### DO THIS
Return the lines of the records from the one containing "staticText: +1 (804)" through the one containing "staticText: Speaker <box>22 396 73 413</box>", both included, verbatim.

==============================

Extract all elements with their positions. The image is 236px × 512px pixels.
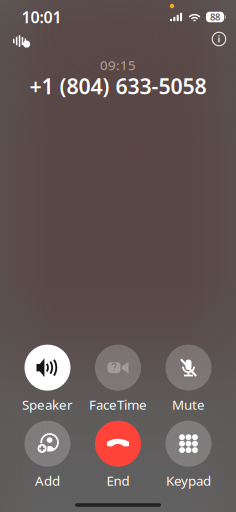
staticText: +1 (804) 633-5058 <box>30 72 206 100</box>
staticText: FaceTime <box>89 396 147 413</box>
staticText: 09:15 <box>100 56 136 74</box>
staticText: 88 <box>210 11 220 23</box>
button[interactable]: Live Voicemail <box>11 34 29 48</box>
staticText: Speaker <box>22 396 73 413</box>
button[interactable]: Keypad <box>156 421 222 489</box>
staticText: 10:01 <box>22 6 62 28</box>
staticText: Add <box>35 472 60 489</box>
staticText: End <box>106 472 130 489</box>
button[interactable]: Add <box>14 421 80 489</box>
button[interactable]: Speaker <box>14 345 80 413</box>
staticText: Mute <box>172 396 205 413</box>
staticText: Keypad <box>166 472 211 489</box>
button[interactable]: Mute <box>156 345 222 413</box>
button[interactable]: Call details <box>208 28 230 50</box>
button[interactable]: End <box>85 421 151 489</box>
button[interactable]: FaceTime <box>85 345 151 413</box>
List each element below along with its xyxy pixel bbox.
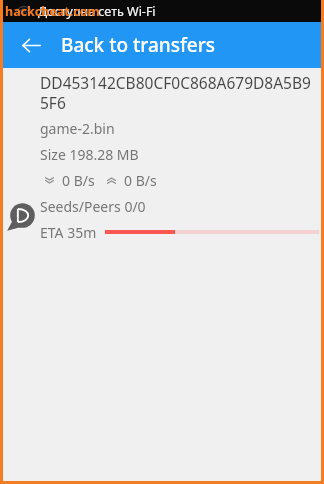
staticText: Back to transfers: [61, 32, 215, 58]
staticText: Size 198.28 MB: [40, 145, 139, 164]
button[interactable]: DD453142CB80CF0C868A679D8A5B95F6: [3, 68, 321, 240]
button[interactable]: Back: [11, 25, 51, 65]
staticText: 0 B/s: [124, 171, 157, 190]
staticText: Seeds/Peers 0/0: [40, 197, 146, 216]
staticText: Доступна сеть Wi-Fi: [38, 3, 156, 20]
staticText: game-2.bin: [40, 119, 115, 138]
staticText: DD453142CB80CF0C868A679D8A5B95F6: [40, 72, 312, 114]
staticText: ETA 35m: [40, 223, 97, 240]
staticText: 0 B/s: [62, 171, 95, 190]
staticText: hackcheat.com: [5, 3, 100, 20]
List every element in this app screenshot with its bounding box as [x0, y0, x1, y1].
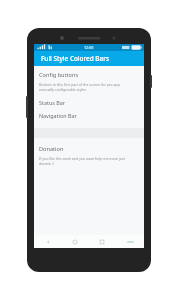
staticText: 12:00 — [84, 45, 94, 50]
staticText: Config buttons — [39, 71, 79, 79]
button[interactable]: More — [116, 235, 144, 248]
button[interactable]: Recent apps — [88, 235, 116, 248]
staticText: Status Bar — [39, 99, 65, 106]
staticText: Buttons in this first part of the screen… — [39, 82, 120, 92]
button[interactable]: Status Bar — [34, 96, 144, 109]
staticText: Full Style Colored Bars — [41, 54, 109, 63]
staticText: Donation — [39, 145, 64, 153]
button[interactable]: Back — [34, 235, 61, 248]
button[interactable]: Navigation Bar — [34, 109, 144, 122]
staticText: Navigation Bar — [39, 112, 77, 119]
button[interactable]: Home — [61, 235, 88, 248]
staticText: If you like this work and you want help … — [39, 156, 139, 166]
button[interactable]: Full Style Colored Bars — [34, 51, 144, 66]
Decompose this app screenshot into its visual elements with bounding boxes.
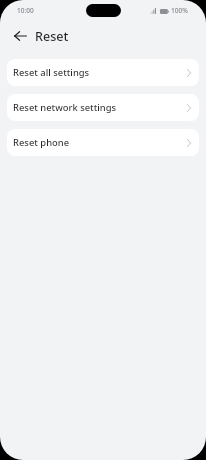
- staticText: Reset all settings: [13, 66, 90, 79]
- staticText: Reset: [35, 28, 69, 45]
- staticText: Reset phone: [13, 136, 70, 149]
- staticText: 10:00: [17, 6, 34, 15]
- staticText: 100%: [171, 6, 188, 15]
- staticText: Reset network settings: [13, 101, 117, 114]
- button[interactable]: Reset all settings: [7, 59, 199, 86]
- button[interactable]: Reset network settings: [7, 94, 199, 121]
- button[interactable]: Back: [9, 25, 31, 47]
- button[interactable]: Reset phone: [7, 129, 199, 156]
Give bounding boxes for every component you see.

==============================

### TASK RESPONSE
staticText: +1 (804) 633-5058 <box>30 72 206 100</box>
staticText: FaceTime <box>89 396 147 413</box>
staticText: 09:15 <box>100 56 136 74</box>
staticText: 88 <box>210 11 220 23</box>
button[interactable]: Live Voicemail <box>11 34 29 48</box>
staticText: Speaker <box>22 396 73 413</box>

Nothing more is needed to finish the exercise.